# GOAL OF THE EXERCISE
Return all of the data exactly as given.

# DATA LINES

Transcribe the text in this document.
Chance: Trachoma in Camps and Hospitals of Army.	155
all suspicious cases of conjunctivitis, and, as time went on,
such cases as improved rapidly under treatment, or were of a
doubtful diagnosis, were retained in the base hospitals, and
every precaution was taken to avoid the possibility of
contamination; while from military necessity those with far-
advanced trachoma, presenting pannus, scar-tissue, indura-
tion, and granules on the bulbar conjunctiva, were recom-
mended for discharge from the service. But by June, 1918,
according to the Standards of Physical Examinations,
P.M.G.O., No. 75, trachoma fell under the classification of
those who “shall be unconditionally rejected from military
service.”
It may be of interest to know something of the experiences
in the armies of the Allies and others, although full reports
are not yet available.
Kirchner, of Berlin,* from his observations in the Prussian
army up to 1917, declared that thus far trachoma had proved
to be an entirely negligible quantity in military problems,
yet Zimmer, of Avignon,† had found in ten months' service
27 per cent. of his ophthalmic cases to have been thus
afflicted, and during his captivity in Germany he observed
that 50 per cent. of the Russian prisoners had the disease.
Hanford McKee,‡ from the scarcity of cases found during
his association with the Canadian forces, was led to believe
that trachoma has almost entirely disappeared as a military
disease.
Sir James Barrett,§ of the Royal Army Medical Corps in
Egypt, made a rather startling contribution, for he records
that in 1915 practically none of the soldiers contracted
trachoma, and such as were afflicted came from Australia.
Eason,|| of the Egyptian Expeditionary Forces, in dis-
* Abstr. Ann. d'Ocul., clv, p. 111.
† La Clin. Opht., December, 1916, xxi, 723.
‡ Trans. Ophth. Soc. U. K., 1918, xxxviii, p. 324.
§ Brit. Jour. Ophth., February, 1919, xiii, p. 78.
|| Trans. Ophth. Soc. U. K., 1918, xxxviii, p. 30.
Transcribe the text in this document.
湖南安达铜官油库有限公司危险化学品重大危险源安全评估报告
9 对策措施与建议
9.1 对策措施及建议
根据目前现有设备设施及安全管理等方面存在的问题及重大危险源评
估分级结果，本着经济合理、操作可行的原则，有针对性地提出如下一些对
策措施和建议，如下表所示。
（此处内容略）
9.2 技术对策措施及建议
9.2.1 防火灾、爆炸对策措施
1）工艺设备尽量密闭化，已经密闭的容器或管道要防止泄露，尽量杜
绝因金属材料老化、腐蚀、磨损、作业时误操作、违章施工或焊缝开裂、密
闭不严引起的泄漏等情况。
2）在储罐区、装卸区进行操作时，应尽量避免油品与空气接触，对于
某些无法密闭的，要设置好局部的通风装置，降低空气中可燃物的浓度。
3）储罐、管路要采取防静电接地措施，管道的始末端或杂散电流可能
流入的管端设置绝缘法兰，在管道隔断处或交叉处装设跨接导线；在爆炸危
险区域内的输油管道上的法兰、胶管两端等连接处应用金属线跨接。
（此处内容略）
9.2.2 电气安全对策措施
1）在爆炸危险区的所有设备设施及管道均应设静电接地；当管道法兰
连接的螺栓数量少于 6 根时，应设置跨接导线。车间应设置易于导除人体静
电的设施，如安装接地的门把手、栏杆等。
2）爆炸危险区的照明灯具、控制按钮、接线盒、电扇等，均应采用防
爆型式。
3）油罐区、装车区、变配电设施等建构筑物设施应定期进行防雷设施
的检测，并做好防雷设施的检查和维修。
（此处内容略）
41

# THE COMPLETED TASK
Transcribe the text in this document.
Chance: Trachoma in Camps and Hospitals of Army.	155
all suspicious cases of conjunctivitis, and, as time went on,
such cases as improved rapidly under treatment, or were of a
doubtful diagnosis, were retained in the base hospitals, and
every precaution was taken to avoid the possibility of
contamination; while from military necessity those with far-
advanced trachoma, presenting pannus, scar-tissue, indura-
tion, and granules on the bulbar conjunctiva, were recom-
mended for discharge from the service. But by June, 1918,
according to the Standards of Physical Examinations,
P.M.G.O., No. 75, trachoma fell under the classification of
those who “shall be unconditionally rejected from military
service.”
It may be of interest to know something of the experiences
in the armies of the Allies and others, although full reports
are not yet available.
Kirchner, of Berlin,* from his observations in the Prussian
army up to 1917, declared that thus far trachoma had proved
to be an entirely negligible quantity in military problems,
yet Zimmer, of Avignon,† had found in ten months' service
27 per cent. of his ophthalmic cases to have been thus
afflicted, and during his captivity in Germany he observed
that 50 per cent. of the Russian prisoners had the disease.
Hanford McKee,‡ from the scarcity of cases found during
his association with the Canadian forces, was led to believe
that trachoma has almost entirely disappeared as a military
disease.
Sir James Barrett,§ of the Royal Army Medical Corps in
Egypt, made a rather startling contribution, for he records
that in 1915 practically none of the soldiers contracted
trachoma, and such as were afflicted came from Australia.
Eason,|| of the Egyptian Expeditionary Forces, in dis-
* Abstr. Ann. d'Ocul., clv, p. 111.
† La Clin. Opht., December, 1916, xxi, 723.
‡ Trans. Ophth. Soc. U. K., 1918, xxxviii, p. 324.
§ Brit. Jour. Ophth., February, 1919, xiii, p. 78.
|| Trans. Ophth. Soc. U. K., 1918, xxxviii, p. 30.
Transcribe the text in this document.
湖南安达铜官油库有限公司危险化学品重大危险源安全评估报告
9 对策措施与建议
9.1 对策措施及建议
根据目前现有设备设施及安全管理等方面存在的问题及重大危险源评
估分级结果，本着经济合理、操作可行的原则，有针对性地提出如下一些对
策措施和建议，如下表所示。
（此处内容略）
9.2 技术对策措施及建议
9.2.1 防火灾、爆炸对策措施
1）工艺设备尽量密闭化，已经密闭的容器或管道要防止泄露，尽量杜
绝因金属材料老化、腐蚀、磨损、作业时误操作、违章施工或焊缝开裂、密
闭不严引起的泄漏等情况。
2）在储罐区、装卸区进行操作时，应尽量避免油品与空气接触，对于
某些无法密闭的，要设置好局部的通风装置，降低空气中可燃物的浓度。
3）储罐、管路要采取防静电接地措施，管道的始末端或杂散电流可能
流入的管端设置绝缘法兰，在管道隔断处或交叉处装设跨接导线；在爆炸危
险区域内的输油管道上的法兰、胶管两端等连接处应用金属线跨接。
（此处内容略）
9.2.2 电气安全对策措施
1）在爆炸危险区的所有设备设施及管道均应设静电接地；当管道法兰
连接的螺栓数量少于 6 根时，应设置跨接导线。车间应设置易于导除人体静
电的设施，如安装接地的门把手、栏杆等。
2）爆炸危险区的照明灯具、控制按钮、接线盒、电扇等，均应采用防
爆型式。
3）油罐区、装车区、变配电设施等建构筑物设施应定期进行防雷设施
的检测，并做好防雷设施的检查和维修。
（此处内容略）
41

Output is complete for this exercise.